╭─ Materials provided

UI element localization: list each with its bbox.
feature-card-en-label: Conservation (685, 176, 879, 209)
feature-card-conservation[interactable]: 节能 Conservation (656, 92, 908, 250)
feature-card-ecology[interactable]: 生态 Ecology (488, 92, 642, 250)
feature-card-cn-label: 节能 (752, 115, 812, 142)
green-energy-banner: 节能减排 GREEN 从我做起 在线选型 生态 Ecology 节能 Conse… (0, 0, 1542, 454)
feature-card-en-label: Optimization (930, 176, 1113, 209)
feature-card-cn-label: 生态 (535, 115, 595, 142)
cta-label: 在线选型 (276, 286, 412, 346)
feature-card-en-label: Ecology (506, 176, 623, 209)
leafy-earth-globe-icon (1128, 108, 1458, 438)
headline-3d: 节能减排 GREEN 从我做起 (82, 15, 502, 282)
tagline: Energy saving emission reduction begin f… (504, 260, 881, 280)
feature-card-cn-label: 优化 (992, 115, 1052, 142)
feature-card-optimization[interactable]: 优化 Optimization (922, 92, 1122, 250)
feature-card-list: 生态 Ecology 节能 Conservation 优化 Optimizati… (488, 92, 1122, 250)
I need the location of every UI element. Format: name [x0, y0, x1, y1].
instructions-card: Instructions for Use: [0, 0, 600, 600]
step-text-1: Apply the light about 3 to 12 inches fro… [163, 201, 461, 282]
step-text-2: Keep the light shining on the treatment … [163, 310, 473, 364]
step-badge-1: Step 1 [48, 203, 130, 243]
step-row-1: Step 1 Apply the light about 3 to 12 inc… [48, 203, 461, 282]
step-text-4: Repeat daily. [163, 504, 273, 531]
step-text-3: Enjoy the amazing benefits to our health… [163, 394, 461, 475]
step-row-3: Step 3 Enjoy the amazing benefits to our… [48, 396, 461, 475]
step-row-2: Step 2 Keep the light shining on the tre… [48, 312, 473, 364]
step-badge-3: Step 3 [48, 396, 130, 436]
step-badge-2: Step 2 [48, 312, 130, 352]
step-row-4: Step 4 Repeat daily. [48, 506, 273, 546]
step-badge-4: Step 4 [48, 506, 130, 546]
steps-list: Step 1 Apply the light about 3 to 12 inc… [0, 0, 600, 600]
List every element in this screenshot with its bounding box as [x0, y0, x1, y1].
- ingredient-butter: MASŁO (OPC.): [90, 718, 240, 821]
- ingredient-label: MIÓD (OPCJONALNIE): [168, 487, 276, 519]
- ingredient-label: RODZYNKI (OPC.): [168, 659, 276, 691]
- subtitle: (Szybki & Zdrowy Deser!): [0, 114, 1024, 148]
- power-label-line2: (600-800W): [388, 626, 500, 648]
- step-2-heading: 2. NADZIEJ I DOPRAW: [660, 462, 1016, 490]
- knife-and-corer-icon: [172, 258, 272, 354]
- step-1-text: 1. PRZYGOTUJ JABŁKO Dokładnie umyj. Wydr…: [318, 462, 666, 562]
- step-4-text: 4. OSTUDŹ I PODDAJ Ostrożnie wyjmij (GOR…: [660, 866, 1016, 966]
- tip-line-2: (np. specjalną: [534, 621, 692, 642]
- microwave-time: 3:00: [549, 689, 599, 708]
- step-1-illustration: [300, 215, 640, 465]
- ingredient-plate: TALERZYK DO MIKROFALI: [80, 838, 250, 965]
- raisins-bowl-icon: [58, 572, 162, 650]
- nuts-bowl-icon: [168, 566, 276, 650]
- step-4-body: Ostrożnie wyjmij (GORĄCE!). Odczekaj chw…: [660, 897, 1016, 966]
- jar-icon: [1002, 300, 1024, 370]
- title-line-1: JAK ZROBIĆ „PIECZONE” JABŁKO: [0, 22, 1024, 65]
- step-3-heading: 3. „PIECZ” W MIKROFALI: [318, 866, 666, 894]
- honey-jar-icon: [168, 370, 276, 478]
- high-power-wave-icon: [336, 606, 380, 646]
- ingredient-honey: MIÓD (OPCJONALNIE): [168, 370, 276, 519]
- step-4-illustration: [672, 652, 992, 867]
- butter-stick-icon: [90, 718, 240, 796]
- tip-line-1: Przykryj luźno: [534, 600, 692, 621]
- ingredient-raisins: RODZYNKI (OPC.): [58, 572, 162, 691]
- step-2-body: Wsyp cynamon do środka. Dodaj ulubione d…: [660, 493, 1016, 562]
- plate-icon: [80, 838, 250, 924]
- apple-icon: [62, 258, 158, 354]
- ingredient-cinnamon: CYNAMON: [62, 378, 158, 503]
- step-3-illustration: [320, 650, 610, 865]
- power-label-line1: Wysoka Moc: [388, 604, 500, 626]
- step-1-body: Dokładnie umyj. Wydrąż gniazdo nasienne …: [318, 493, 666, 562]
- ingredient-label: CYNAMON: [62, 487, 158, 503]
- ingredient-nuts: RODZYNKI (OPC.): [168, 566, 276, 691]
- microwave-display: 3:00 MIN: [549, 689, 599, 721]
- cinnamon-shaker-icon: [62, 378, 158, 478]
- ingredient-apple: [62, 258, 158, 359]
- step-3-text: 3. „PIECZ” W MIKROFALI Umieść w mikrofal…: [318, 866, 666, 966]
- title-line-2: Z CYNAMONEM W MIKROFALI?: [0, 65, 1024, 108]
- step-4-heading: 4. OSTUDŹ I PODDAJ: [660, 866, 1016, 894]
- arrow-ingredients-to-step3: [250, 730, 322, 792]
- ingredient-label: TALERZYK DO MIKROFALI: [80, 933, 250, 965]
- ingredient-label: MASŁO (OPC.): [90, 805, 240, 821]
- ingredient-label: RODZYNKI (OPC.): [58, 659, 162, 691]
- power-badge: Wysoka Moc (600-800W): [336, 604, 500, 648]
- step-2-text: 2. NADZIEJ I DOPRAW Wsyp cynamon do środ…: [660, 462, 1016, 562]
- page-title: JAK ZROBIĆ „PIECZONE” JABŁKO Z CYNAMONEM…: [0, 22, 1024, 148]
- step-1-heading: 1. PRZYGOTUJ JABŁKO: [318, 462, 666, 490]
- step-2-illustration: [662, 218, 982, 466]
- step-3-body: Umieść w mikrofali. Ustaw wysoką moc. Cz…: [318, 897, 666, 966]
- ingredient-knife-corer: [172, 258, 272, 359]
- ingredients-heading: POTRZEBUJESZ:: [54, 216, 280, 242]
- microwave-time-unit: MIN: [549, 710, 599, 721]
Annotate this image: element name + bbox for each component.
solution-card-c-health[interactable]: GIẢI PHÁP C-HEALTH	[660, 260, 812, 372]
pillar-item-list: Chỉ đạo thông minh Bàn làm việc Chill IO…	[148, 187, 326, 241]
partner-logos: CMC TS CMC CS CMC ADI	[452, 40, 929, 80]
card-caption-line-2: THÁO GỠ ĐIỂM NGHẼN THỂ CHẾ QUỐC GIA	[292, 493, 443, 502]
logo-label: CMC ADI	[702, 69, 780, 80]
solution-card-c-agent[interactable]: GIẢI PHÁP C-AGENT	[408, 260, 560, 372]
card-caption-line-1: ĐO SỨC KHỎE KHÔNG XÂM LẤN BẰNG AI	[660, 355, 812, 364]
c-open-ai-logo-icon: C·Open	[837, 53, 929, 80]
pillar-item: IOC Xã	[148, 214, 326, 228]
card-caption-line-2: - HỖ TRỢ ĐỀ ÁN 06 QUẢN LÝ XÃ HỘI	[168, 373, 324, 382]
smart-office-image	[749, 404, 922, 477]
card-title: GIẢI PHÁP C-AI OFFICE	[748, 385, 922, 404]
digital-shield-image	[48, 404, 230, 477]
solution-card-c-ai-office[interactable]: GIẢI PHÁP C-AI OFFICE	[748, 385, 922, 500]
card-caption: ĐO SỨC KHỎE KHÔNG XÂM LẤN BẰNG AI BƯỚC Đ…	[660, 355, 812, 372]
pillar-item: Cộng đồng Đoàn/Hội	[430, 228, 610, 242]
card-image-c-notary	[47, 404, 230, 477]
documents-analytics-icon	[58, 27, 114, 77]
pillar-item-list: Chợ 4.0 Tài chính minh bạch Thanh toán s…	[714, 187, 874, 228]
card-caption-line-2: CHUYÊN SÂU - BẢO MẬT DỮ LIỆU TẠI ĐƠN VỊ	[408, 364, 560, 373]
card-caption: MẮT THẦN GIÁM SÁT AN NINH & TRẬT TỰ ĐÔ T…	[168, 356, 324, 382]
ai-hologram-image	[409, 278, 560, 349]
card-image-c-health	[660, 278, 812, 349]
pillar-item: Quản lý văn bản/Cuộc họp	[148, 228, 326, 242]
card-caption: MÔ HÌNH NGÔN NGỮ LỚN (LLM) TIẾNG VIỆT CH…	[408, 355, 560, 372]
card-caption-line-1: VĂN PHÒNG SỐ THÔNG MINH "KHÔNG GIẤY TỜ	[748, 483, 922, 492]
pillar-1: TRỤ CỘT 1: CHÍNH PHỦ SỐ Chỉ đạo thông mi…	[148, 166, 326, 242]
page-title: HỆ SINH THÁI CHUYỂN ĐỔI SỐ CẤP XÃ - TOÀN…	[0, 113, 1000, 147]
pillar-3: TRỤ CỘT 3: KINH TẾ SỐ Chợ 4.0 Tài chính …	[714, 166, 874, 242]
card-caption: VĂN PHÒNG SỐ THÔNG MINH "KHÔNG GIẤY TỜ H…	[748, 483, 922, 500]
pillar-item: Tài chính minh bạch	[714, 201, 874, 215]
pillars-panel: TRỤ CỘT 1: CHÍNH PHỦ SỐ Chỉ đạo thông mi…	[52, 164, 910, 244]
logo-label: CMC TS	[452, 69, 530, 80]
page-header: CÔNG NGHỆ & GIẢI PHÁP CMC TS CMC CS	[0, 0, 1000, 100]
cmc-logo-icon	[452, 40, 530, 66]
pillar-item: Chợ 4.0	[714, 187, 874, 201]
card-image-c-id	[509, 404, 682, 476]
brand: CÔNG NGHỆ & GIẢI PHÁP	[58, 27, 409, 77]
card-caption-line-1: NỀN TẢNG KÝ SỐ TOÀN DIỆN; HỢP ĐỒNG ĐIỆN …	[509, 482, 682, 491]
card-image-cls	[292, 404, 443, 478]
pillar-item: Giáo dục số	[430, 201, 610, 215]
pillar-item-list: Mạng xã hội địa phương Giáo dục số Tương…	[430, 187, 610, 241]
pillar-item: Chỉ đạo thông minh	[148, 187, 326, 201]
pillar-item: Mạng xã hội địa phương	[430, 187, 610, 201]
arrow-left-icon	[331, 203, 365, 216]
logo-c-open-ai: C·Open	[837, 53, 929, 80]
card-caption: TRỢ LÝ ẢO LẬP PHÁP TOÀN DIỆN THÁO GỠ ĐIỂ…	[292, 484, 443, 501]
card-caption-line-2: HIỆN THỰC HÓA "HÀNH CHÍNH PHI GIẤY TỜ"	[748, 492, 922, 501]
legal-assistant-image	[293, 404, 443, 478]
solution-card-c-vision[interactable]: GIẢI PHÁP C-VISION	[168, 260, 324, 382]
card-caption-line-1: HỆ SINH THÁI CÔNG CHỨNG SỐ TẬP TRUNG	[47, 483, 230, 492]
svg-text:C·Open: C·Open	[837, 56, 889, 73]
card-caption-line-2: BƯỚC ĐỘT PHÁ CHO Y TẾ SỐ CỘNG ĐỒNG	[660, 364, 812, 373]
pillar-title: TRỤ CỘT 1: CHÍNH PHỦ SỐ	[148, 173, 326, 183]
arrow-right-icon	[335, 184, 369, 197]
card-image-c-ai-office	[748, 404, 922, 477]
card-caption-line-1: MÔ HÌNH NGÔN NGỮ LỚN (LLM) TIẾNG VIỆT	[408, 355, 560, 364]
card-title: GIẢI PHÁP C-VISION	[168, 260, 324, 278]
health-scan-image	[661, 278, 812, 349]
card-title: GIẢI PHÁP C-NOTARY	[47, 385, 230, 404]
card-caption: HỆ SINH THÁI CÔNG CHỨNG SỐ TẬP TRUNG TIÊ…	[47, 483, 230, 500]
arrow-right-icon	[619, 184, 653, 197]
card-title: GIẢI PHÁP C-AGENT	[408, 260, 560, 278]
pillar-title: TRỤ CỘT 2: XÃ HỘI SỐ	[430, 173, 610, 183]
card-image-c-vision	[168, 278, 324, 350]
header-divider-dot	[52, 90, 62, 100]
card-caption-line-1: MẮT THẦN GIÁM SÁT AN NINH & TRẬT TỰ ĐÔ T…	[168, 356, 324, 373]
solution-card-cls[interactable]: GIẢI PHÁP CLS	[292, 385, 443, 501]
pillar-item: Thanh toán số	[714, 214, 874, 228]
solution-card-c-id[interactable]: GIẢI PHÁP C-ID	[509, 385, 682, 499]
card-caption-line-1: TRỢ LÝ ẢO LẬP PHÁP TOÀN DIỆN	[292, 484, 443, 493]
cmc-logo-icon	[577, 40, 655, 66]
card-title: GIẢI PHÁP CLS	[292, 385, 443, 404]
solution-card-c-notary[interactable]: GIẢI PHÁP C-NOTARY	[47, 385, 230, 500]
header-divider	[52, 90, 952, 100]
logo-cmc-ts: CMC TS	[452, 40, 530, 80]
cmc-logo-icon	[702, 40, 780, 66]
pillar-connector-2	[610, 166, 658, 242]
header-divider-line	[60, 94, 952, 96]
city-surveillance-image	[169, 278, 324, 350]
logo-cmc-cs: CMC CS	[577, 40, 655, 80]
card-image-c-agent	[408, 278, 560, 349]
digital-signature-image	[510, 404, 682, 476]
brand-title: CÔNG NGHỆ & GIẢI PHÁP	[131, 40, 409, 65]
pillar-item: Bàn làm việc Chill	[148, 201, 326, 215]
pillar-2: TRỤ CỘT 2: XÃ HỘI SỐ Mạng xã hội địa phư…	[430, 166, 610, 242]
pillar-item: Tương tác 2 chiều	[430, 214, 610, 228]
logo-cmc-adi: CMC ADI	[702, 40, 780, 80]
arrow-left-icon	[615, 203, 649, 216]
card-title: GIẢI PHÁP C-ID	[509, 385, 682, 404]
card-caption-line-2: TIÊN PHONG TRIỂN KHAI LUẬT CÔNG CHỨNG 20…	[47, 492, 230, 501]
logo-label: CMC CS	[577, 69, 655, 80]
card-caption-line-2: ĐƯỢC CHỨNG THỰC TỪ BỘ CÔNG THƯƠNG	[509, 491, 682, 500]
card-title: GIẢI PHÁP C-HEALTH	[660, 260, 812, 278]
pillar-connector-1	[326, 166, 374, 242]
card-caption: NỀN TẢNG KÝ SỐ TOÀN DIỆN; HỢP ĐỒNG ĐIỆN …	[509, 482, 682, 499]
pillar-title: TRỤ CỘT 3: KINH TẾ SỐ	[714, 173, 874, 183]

╰─

### Task requirements
Rewrite the entries from the first line through the line containing "leafy-earth-globe-icon (1128, 108, 1458, 438)", both included, as a numbered list, leaving out any blank lines.

### Answer below
1. UI element localization: list each with its bbox.
2. feature-card-en-label: Conservation (685, 176, 879, 209)
3. feature-card-conservation[interactable]: 节能 Conservation (656, 92, 908, 250)
4. feature-card-ecology[interactable]: 生态 Ecology (488, 92, 642, 250)
5. feature-card-cn-label: 节能 (752, 115, 812, 142)
6. green-energy-banner: 节能减排 GREEN 从我做起 在线选型 生态 Ecology 节能 Conse… (0, 0, 1542, 454)
7. feature-card-en-label: Optimization (930, 176, 1113, 209)
8. feature-card-cn-label: 生态 (535, 115, 595, 142)
9. cta-label: 在线选型 (276, 286, 412, 346)
10. feature-card-en-label: Ecology (506, 176, 623, 209)
11. leafy-earth-globe-icon (1128, 108, 1458, 438)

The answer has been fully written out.